EXERCISE 1
Output the listing verbatim, starting at its first line and ending with the line that contains "- depth-tick-label: 0 m: [284, 73, 294, 79]", both ends included.

TEXT SHOWN

%%

Pop culture obsessives writing for the pop culture obsessed.
Pop culture obsessives writing for the pop culture obsessed.

Claire makes her big move on a pivotal House Of Cards

Greg Kinnear, Diane Lane, Cody Fern
Greg Kinnear, Diane Lane, Cody Fern
Photo: David Giesbrecht (Netflix)

Does Claire’s long con hold up to any scrutiny? Granted, this is House Of Cards, so plausibility is measured on a sliding scale, but it’s hard not to spot the flaws in Claire’s scheme even as it’s quite a bit of fun to watch it play out. (This show in a nutshell, really.) At the very least, it gives Robin Wright some new notes to play, which isn’t easy to do six season into a series.


The cold open is the tipoff: Claire is an actress. As a teen, she was cast as Lysistrata in the school play, but even back then she’s too disaffected to bother going through with the role, tossing it to Annette instead. In the present day, the cable news networks are having a field day with an ongoing “Where is the president?” storyline. Claire has been absent from the public eye for several weeks, and the only photo of her to surface reveals her stricken with grief, her face smeared with dark eye makeup.

It’s all a ruse, she assures us. “Don’t worry. I have a plan.” Well, of course she does. We’ve been watching this woman for six seasons, so we know she doesn’t behave this way. So why don’t the people around her come to this same realization? Her argument is that this is exactly what critics expect of a female president—too emotional, can’t be trusted when times get tough. But come on, this is Claire Underwood! Who could possibly buy this act, well-delivered as it is? When she breaks down in tears and dismisses Mark after he tells her she’s alarming the nation, why doesn’t he get that this is a con?

%%

LISTED ENTRIES
%%

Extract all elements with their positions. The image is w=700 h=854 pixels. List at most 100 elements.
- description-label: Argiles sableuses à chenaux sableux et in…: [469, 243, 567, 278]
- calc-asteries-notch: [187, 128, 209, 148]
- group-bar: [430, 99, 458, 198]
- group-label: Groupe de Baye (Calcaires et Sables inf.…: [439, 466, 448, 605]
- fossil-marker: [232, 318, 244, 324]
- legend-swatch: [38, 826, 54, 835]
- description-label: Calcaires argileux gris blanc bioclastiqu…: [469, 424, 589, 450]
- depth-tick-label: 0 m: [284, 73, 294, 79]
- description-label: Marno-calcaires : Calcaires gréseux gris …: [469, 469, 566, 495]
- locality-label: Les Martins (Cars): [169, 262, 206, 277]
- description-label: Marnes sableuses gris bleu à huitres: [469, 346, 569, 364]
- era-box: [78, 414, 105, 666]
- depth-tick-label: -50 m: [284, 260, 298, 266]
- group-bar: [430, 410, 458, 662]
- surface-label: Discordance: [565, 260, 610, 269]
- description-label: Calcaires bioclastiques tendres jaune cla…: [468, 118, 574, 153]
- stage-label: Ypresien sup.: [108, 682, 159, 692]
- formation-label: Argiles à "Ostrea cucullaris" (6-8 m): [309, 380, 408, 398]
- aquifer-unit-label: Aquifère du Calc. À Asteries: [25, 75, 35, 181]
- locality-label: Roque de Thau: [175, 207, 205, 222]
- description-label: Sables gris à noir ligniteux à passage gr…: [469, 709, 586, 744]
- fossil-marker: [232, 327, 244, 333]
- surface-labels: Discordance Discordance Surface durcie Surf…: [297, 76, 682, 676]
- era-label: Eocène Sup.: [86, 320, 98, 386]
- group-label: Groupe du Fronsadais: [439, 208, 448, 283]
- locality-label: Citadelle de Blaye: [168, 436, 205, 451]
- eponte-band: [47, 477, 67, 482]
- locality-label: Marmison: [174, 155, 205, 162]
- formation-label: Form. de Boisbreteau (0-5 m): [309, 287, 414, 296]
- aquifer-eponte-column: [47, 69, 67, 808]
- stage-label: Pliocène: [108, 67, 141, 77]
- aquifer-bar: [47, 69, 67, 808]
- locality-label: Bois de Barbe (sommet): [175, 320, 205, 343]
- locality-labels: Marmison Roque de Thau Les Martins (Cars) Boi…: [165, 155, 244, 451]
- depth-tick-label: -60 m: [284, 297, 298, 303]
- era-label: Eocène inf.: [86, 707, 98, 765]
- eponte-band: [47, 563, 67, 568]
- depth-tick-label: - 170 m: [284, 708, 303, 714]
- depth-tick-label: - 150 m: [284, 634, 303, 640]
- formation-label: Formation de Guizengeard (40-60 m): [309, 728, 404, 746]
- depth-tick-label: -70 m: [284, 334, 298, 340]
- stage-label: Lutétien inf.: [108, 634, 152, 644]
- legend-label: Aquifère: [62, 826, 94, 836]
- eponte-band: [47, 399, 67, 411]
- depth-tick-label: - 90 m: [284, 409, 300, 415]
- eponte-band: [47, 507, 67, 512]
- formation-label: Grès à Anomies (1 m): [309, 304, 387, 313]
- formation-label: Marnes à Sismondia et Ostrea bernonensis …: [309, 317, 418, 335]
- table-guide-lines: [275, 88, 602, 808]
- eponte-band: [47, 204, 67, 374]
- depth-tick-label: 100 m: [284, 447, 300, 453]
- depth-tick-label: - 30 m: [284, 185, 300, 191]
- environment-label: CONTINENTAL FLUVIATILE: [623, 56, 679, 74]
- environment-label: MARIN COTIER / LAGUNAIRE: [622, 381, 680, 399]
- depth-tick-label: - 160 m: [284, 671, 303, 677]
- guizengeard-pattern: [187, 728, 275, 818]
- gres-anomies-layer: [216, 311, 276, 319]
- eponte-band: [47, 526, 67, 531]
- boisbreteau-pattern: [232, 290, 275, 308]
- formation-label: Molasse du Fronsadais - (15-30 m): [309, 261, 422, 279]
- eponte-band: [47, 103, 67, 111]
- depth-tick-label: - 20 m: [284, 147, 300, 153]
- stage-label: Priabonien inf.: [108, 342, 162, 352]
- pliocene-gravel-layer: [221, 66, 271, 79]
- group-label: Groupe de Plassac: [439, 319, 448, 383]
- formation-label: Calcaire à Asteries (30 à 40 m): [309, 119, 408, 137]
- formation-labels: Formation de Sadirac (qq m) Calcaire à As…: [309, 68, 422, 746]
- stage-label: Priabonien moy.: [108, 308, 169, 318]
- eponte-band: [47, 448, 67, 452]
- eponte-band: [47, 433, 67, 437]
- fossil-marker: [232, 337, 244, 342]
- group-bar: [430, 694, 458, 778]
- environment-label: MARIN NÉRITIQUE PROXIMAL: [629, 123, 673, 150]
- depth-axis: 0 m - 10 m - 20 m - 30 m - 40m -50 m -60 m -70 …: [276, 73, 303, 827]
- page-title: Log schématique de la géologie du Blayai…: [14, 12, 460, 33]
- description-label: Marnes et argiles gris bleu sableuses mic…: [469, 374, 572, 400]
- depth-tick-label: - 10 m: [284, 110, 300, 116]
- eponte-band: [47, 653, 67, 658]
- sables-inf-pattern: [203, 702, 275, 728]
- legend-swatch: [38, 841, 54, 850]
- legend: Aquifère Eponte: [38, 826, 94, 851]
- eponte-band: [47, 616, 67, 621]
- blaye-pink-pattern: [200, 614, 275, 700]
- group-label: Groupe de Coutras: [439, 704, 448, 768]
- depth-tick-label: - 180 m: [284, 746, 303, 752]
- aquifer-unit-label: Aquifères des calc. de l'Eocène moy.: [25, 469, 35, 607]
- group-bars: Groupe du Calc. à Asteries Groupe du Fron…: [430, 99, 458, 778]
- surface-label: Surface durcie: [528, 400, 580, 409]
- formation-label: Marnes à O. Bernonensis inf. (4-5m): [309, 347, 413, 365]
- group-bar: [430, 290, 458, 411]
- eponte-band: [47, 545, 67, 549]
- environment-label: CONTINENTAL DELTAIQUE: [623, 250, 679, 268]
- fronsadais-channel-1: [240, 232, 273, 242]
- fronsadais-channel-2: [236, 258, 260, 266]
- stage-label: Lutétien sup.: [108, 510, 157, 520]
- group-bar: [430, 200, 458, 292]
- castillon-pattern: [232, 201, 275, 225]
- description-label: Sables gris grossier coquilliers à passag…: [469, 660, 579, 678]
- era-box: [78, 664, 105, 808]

%%

EXERCISE 2
Return the passage of the House Of Cards review verbatim, starting at "The cold open" and ending at "dark eye makeup.".

CORRECT RESULT 1
Extract all elements with their positions. The image is w=700 h=854 pixels. List at most 100 elements.
- description-label: Argiles sableuses à chenaux sableux et in…: [469, 243, 567, 278]
- calc-asteries-notch: [187, 128, 209, 148]
- group-bar: [430, 99, 458, 198]
- group-label: Groupe de Baye (Calcaires et Sables inf.…: [439, 466, 448, 605]
- fossil-marker: [232, 318, 244, 324]
- legend-swatch: [38, 826, 54, 835]
- description-label: Calcaires argileux gris blanc bioclastiqu…: [469, 424, 589, 450]
- depth-tick-label: 0 m: [284, 73, 294, 79]

CORRECT RESULT 2
The cold open is the tipoff: Claire is an actress. As a teen, she was cast as Lysistrata in the school play, but even back then she’s too disaffected to bother going through with the role, tossing it to Annette instead. In the present day, the cable news networks are having a field day with an ongoing “Where is the president?” storyline. Claire has been absent from the public eye for several weeks, and the only photo of her to surface reveals her stricken with grief, her face smeared with dark eye makeup.